Search the data below for the word "JSON" and copy each line that holds it.

═══ Material ═══

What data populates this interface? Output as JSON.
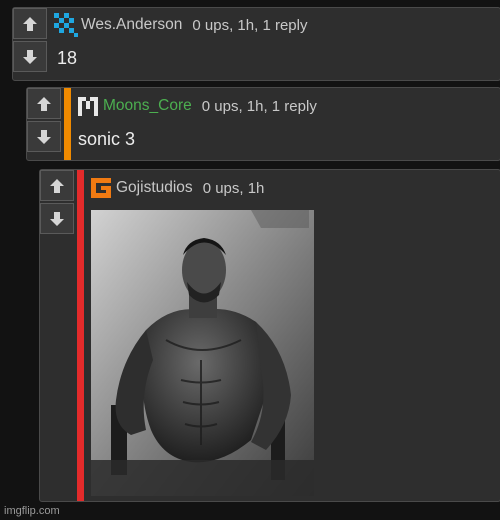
{
  "comments": [
    {
      "username": "Wes.Anderson",
      "username_color": "#c8c8c8",
      "meta": "0 ups, 1h, 1 reply",
      "text": "18",
      "avatar_icon": "checker-pattern-icon",
      "accent_color": "#1fa7e0"
    },
    {
      "username": "Moons_Core",
      "username_color": "#4caf50",
      "meta": "0 ups, 1h, 1 reply",
      "text": "sonic 3",
      "avatar_icon": "pixel-m-icon",
      "thread_color": "#f08a00"
    },
    {
      "username": "Gojistudios",
      "username_color": "#c8c8c8",
      "meta": "0 ups, 1h",
      "avatar_icon": "orange-g-icon",
      "thread_color": "#e32b2b",
      "image_icon": "bodybuilder-photo-icon"
    }
  ],
  "vote_icons": {
    "up": "arrow-up-icon",
    "down": "arrow-down-icon"
  },
  "watermark": "imgflip.com"
}
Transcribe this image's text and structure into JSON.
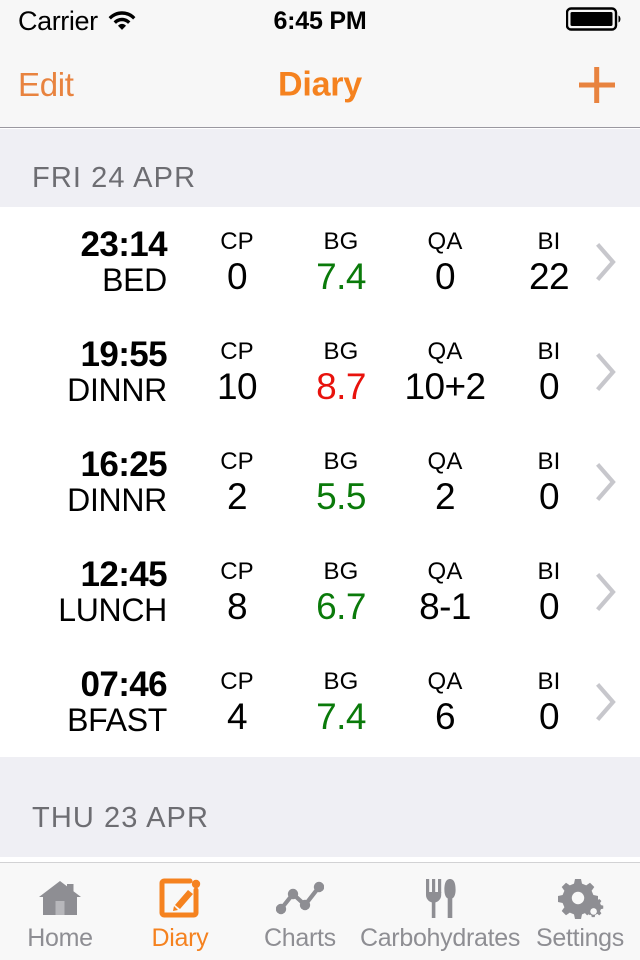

═══

Solution to the exercise »
What data populates this interface? Output as JSON.
Transcribe this image's text and structure into JSON.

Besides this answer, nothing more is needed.